• [Problem details]: Extract every line that includes the string "clinical".

• [Data for this task]:
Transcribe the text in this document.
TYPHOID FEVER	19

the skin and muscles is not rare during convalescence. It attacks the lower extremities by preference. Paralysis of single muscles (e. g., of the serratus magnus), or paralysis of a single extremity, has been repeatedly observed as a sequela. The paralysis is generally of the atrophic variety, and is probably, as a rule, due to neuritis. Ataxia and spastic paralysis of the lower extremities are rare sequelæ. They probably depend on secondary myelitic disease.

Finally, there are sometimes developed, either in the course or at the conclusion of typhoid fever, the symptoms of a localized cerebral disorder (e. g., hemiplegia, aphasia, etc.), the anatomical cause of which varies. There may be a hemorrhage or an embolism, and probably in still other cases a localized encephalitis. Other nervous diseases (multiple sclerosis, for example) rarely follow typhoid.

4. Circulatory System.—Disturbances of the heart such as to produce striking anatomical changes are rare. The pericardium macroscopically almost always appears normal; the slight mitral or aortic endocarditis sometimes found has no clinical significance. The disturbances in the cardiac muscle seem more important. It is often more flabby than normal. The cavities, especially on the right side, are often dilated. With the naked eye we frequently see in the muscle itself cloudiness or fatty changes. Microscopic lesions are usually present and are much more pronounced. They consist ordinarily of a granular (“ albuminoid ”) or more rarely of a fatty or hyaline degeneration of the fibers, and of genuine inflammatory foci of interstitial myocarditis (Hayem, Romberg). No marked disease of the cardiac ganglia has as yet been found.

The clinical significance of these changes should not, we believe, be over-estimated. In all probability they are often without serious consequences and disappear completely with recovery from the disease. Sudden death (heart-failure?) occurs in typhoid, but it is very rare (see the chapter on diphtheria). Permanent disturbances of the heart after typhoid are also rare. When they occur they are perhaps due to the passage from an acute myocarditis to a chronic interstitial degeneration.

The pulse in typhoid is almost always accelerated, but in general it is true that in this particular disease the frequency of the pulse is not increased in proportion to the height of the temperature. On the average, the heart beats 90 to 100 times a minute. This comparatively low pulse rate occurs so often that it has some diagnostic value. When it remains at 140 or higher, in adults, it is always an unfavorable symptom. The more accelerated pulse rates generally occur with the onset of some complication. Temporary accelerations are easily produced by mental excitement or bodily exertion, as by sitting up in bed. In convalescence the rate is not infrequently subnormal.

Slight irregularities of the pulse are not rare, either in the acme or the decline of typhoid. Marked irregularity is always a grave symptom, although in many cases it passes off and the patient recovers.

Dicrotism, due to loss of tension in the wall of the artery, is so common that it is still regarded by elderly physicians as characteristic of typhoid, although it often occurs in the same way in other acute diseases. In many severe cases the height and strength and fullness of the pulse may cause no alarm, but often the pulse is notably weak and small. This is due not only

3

• [Response]:
4. Circulatory System.—Disturbances of the heart such as to produce striking anatomical changes are rare. The pericardium macroscopically almost always appears normal; the slight mitral or aortic endocarditis sometimes found has no clinical significance. The disturbances in the cardiac muscle seem more important. It is often more flabby than normal. The cavities, especially on the right side, are often dilated. With the naked eye we frequently see in the muscle itself cloudiness or fatty changes. Microscopic lesions are usually present and are much more pronounced. They consist ordinarily of a granular (“ albuminoid ”) or more rarely of a fatty or hyaline degeneration of the fibers, and of genuine inflammatory foci of interstitial myocarditis (Hayem, Romberg). No marked disease of the cardiac ganglia has as yet been found.
The clinical significance of these changes should not, we believe, be over-estimated. In all probability they are often without serious consequences and disappear completely with recovery from the disease. Sudden death (heart-failure?) occurs in typhoid, but it is very rare (see the chapter on diphtheria). Permanent disturbances of the heart after typhoid are also rare. When they occur they are perhaps due to the passage from an acute myocarditis to a chronic interstitial degeneration.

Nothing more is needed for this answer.